**Short problem:** Reproduce the listing verbatim.

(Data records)

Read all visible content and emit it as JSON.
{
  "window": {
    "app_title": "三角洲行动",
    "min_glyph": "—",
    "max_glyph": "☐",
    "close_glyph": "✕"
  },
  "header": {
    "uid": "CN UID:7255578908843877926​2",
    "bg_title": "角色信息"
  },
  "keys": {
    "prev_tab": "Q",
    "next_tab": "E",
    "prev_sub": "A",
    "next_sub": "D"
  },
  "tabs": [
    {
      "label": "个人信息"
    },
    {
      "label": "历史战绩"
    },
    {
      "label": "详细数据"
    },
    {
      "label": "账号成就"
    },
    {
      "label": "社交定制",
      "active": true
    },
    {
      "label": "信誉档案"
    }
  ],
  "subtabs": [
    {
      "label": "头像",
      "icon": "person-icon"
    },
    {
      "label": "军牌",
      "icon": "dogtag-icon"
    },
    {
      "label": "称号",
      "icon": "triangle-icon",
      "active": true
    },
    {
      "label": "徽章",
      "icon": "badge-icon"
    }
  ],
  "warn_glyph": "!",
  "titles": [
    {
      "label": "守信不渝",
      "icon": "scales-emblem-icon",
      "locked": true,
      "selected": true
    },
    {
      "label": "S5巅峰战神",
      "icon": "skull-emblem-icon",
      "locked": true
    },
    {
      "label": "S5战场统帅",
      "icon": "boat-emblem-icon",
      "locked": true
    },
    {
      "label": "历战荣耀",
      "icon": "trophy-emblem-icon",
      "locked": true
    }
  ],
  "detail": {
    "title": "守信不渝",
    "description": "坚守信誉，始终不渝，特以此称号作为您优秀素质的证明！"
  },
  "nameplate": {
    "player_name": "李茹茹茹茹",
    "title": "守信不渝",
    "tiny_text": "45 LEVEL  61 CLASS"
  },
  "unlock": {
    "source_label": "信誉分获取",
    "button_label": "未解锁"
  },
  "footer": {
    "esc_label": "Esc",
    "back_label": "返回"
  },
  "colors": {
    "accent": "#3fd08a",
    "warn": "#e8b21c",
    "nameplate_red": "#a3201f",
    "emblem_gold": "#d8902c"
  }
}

**Solution below:**
Read all visible content and emit it as JSON.
{
  "window": {
    "app_title": "三角洲行动",
    "min_glyph": "—",
    "max_glyph": "☐",
    "close_glyph": "✕"
  },
  "header": {
    "uid": "CN UID:7255578908843877926​2",
    "bg_title": "角色信息"
  },
  "keys": {
    "prev_tab": "Q",
    "next_tab": "E",
    "prev_sub": "A",
    "next_sub": "D"
  },
  "tabs": [
    {
      "label": "个人信息"
    },
    {
      "label": "历史战绩"
    },
    {
      "label": "详细数据"
    },
    {
      "label": "账号成就"
    },
    {
      "label": "社交定制",
      "active": true
    },
    {
      "label": "信誉档案"
    }
  ],
  "subtabs": [
    {
      "label": "头像",
      "icon": "person-icon"
    },
    {
      "label": "军牌",
      "icon": "dogtag-icon"
    },
    {
      "label": "称号",
      "icon": "triangle-icon",
      "active": true
    },
    {
      "label": "徽章",
      "icon": "badge-icon"
    }
  ],
  "warn_glyph": "!",
  "titles": [
    {
      "label": "守信不渝",
      "icon": "scales-emblem-icon",
      "locked": true,
      "selected": true
    },
    {
      "label": "S5巅峰战神",
      "icon": "skull-emblem-icon",
      "locked": true
    },
    {
      "label": "S5战场统帅",
      "icon": "boat-emblem-icon",
      "locked": true
    },
    {
      "label": "历战荣耀",
      "icon": "trophy-emblem-icon",
      "locked": true
    }
  ],
  "detail": {
    "title": "守信不渝",
    "description": "坚守信誉，始终不渝，特以此称号作为您优秀素质的证明！"
  },
  "nameplate": {
    "player_name": "李茹茹茹茹",
    "title": "守信不渝",
    "tiny_text": "45 LEVEL  61 CLASS"
  },
  "unlock": {
    "source_label": "信誉分获取",
    "button_label": "未解锁"
  },
  "footer": {
    "esc_label": "Esc",
    "back_label": "返回"
  },
  "colors": {
    "accent": "#3fd08a",
    "warn": "#e8b21c",
    "nameplate_red": "#a3201f",
    "emblem_gold": "#d8902c"
  }
}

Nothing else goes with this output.